» **Task prompt**: Scan the entries for the string "cache" and give the number of lines that have it, nothing further.

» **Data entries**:
>> begin
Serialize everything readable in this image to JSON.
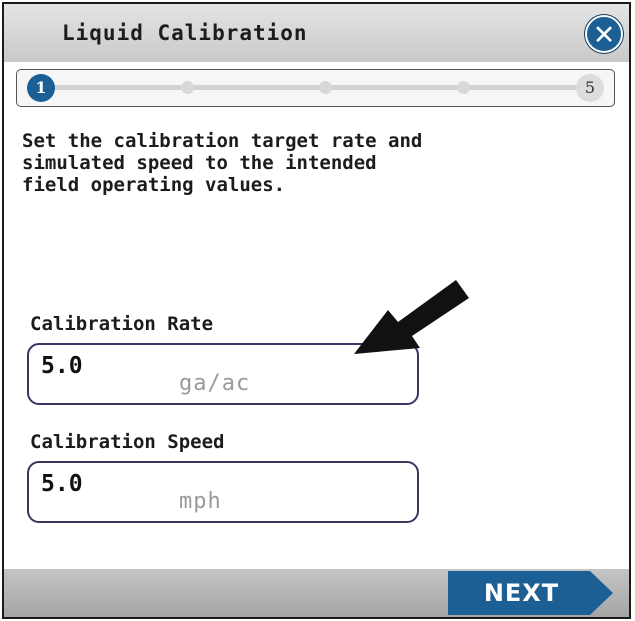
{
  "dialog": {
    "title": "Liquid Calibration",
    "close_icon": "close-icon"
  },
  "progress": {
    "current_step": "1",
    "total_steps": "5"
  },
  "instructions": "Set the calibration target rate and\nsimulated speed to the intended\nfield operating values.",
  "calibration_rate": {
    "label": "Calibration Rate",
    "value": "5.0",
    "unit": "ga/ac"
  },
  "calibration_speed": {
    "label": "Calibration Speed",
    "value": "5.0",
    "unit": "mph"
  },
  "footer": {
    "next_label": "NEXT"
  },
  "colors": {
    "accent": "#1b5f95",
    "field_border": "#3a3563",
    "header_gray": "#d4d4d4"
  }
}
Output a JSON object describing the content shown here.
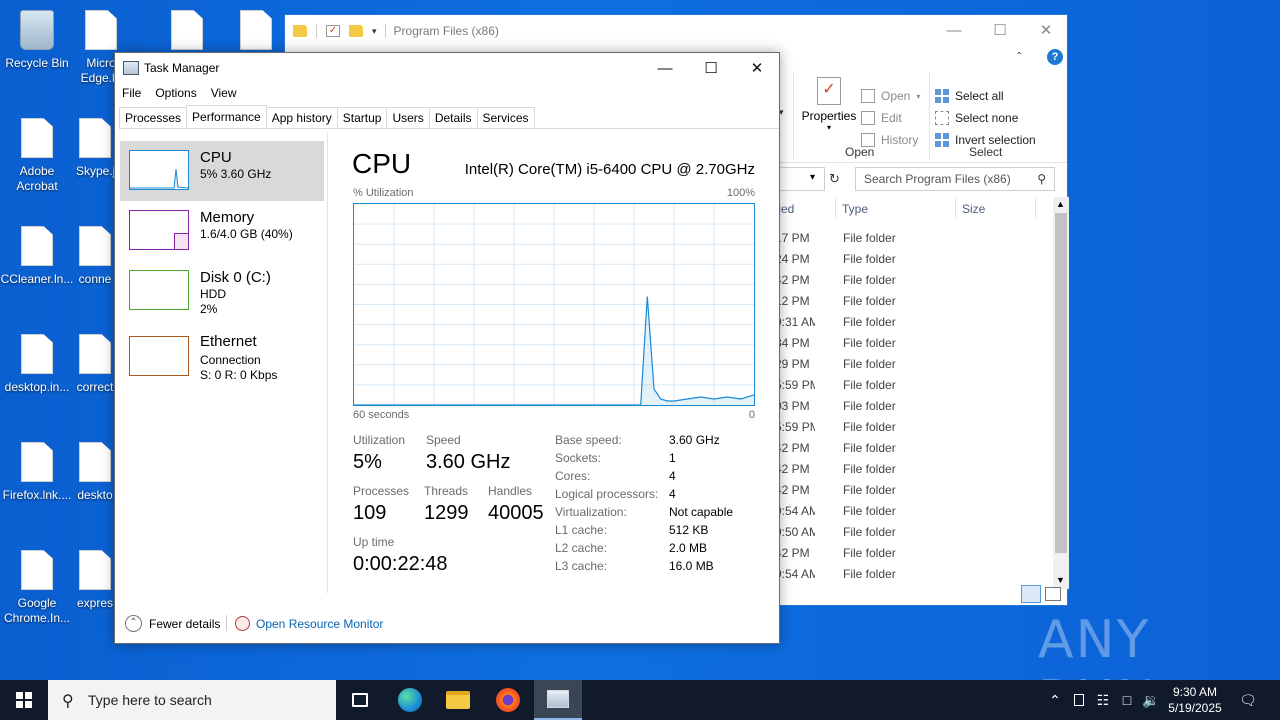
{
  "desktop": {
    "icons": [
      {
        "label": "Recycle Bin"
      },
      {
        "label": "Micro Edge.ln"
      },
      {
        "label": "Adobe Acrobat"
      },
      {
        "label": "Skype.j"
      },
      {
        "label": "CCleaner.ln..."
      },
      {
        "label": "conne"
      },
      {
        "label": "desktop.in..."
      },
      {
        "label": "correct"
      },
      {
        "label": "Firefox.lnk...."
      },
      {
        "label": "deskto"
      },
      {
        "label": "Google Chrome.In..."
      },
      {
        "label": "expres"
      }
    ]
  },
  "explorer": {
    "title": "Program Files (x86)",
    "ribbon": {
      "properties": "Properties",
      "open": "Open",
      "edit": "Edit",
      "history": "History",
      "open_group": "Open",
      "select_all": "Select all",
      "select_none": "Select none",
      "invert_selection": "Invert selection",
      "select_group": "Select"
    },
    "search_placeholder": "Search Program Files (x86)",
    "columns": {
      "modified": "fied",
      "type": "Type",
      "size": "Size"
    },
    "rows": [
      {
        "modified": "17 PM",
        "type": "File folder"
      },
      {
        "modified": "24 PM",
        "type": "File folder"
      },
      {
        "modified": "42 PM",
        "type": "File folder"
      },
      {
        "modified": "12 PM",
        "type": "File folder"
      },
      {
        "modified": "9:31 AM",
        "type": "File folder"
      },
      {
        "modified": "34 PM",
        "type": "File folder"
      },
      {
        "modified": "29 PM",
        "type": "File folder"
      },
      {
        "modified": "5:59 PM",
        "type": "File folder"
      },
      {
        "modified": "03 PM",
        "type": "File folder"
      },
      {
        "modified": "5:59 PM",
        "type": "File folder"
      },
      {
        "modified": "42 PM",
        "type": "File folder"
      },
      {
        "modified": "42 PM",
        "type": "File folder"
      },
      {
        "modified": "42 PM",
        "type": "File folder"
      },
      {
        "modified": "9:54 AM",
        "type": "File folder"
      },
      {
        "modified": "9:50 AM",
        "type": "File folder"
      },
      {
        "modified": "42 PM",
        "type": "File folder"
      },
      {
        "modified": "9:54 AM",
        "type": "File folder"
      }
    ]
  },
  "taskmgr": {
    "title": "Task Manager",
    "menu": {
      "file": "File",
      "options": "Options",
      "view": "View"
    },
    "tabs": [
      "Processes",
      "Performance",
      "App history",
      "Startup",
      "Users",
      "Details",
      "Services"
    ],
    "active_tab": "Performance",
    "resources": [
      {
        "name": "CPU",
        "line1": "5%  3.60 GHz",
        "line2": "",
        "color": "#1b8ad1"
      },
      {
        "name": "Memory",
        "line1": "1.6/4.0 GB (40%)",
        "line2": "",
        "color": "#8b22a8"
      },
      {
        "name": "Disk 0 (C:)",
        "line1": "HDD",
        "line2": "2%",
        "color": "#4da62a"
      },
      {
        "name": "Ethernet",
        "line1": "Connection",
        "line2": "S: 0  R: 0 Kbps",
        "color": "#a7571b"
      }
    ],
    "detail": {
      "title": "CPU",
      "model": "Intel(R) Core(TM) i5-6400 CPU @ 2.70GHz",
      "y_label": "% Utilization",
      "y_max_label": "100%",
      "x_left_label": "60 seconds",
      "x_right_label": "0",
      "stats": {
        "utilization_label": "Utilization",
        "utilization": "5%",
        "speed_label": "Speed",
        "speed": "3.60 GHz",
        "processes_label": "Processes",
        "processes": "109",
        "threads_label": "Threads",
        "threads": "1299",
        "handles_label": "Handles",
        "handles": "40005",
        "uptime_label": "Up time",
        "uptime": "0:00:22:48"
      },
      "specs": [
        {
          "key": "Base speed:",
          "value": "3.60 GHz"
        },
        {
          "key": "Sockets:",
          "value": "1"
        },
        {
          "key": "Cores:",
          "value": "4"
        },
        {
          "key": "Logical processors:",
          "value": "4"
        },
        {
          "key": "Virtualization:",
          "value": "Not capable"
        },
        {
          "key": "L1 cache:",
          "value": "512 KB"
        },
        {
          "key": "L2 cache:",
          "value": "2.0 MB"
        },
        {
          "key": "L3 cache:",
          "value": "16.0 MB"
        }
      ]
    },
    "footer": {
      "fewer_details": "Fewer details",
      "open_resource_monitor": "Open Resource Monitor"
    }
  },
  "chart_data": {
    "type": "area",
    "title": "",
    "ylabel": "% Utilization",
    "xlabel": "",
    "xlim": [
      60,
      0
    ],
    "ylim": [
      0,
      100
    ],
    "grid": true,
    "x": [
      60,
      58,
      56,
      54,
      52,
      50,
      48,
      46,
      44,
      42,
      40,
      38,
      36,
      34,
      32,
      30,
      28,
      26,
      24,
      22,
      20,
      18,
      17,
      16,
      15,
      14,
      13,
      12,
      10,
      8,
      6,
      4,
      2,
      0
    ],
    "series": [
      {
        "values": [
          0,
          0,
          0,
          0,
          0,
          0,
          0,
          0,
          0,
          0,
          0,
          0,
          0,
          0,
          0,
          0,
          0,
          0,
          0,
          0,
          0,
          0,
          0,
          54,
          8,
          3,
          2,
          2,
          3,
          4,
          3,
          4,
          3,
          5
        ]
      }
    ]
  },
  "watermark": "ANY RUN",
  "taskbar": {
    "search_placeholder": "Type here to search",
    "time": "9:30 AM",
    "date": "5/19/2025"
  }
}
>> end
» **Full answer**: 3